Data extracted from a collection:

════

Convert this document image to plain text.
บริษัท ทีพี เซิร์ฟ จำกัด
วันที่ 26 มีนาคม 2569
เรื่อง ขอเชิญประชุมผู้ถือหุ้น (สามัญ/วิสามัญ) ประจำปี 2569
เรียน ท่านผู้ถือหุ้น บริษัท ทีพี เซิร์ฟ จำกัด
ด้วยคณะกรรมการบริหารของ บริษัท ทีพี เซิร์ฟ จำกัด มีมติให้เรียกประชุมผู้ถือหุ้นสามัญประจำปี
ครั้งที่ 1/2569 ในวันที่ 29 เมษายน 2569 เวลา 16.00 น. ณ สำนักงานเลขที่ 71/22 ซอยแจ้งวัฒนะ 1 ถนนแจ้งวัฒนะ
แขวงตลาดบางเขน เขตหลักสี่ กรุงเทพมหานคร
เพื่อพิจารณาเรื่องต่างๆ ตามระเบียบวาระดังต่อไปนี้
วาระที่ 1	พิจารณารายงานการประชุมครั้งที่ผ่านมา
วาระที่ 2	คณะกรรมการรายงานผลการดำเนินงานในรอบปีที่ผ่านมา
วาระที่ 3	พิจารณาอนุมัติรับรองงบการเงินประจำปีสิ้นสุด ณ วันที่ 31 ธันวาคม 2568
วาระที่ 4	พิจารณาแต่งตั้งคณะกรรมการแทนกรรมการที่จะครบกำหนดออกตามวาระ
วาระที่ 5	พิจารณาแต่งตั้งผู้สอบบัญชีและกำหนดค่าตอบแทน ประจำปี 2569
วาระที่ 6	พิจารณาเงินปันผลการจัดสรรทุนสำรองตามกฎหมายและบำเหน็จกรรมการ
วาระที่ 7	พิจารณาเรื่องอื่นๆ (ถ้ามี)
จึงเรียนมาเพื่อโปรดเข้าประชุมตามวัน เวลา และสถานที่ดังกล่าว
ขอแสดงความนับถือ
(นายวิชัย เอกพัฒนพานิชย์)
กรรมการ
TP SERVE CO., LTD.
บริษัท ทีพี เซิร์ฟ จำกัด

════

### EXERCISE
Extract all of the data shown above and repeat it verbatim.

### COMPLETE ANSWER
Convert this document image to plain text.
บริษัท ทีพี เซิร์ฟ จำกัด
วันที่ 26 มีนาคม 2569
เรื่อง ขอเชิญประชุมผู้ถือหุ้น (สามัญ/วิสามัญ) ประจำปี 2569
เรียน ท่านผู้ถือหุ้น บริษัท ทีพี เซิร์ฟ จำกัด
ด้วยคณะกรรมการบริหารของ บริษัท ทีพี เซิร์ฟ จำกัด มีมติให้เรียกประชุมผู้ถือหุ้นสามัญประจำปี
ครั้งที่ 1/2569 ในวันที่ 29 เมษายน 2569 เวลา 16.00 น. ณ สำนักงานเลขที่ 71/22 ซอยแจ้งวัฒนะ 1 ถนนแจ้งวัฒนะ
แขวงตลาดบางเขน เขตหลักสี่ กรุงเทพมหานคร
เพื่อพิจารณาเรื่องต่างๆ ตามระเบียบวาระดังต่อไปนี้
วาระที่ 1	พิจารณารายงานการประชุมครั้งที่ผ่านมา
วาระที่ 2	คณะกรรมการรายงานผลการดำเนินงานในรอบปีที่ผ่านมา
วาระที่ 3	พิจารณาอนุมัติรับรองงบการเงินประจำปีสิ้นสุด ณ วันที่ 31 ธันวาคม 2568
วาระที่ 4	พิจารณาแต่งตั้งคณะกรรมการแทนกรรมการที่จะครบกำหนดออกตามวาระ
วาระที่ 5	พิจารณาแต่งตั้งผู้สอบบัญชีและกำหนดค่าตอบแทน ประจำปี 2569
วาระที่ 6	พิจารณาเงินปันผลการจัดสรรทุนสำรองตามกฎหมายและบำเหน็จกรรมการ
วาระที่ 7	พิจารณาเรื่องอื่นๆ (ถ้ามี)
จึงเรียนมาเพื่อโปรดเข้าประชุมตามวัน เวลา และสถานที่ดังกล่าว
ขอแสดงความนับถือ
(นายวิชัย เอกพัฒนพานิชย์)
กรรมการ
TP SERVE CO., LTD.
บริษัท ทีพี เซิร์ฟ จำกัด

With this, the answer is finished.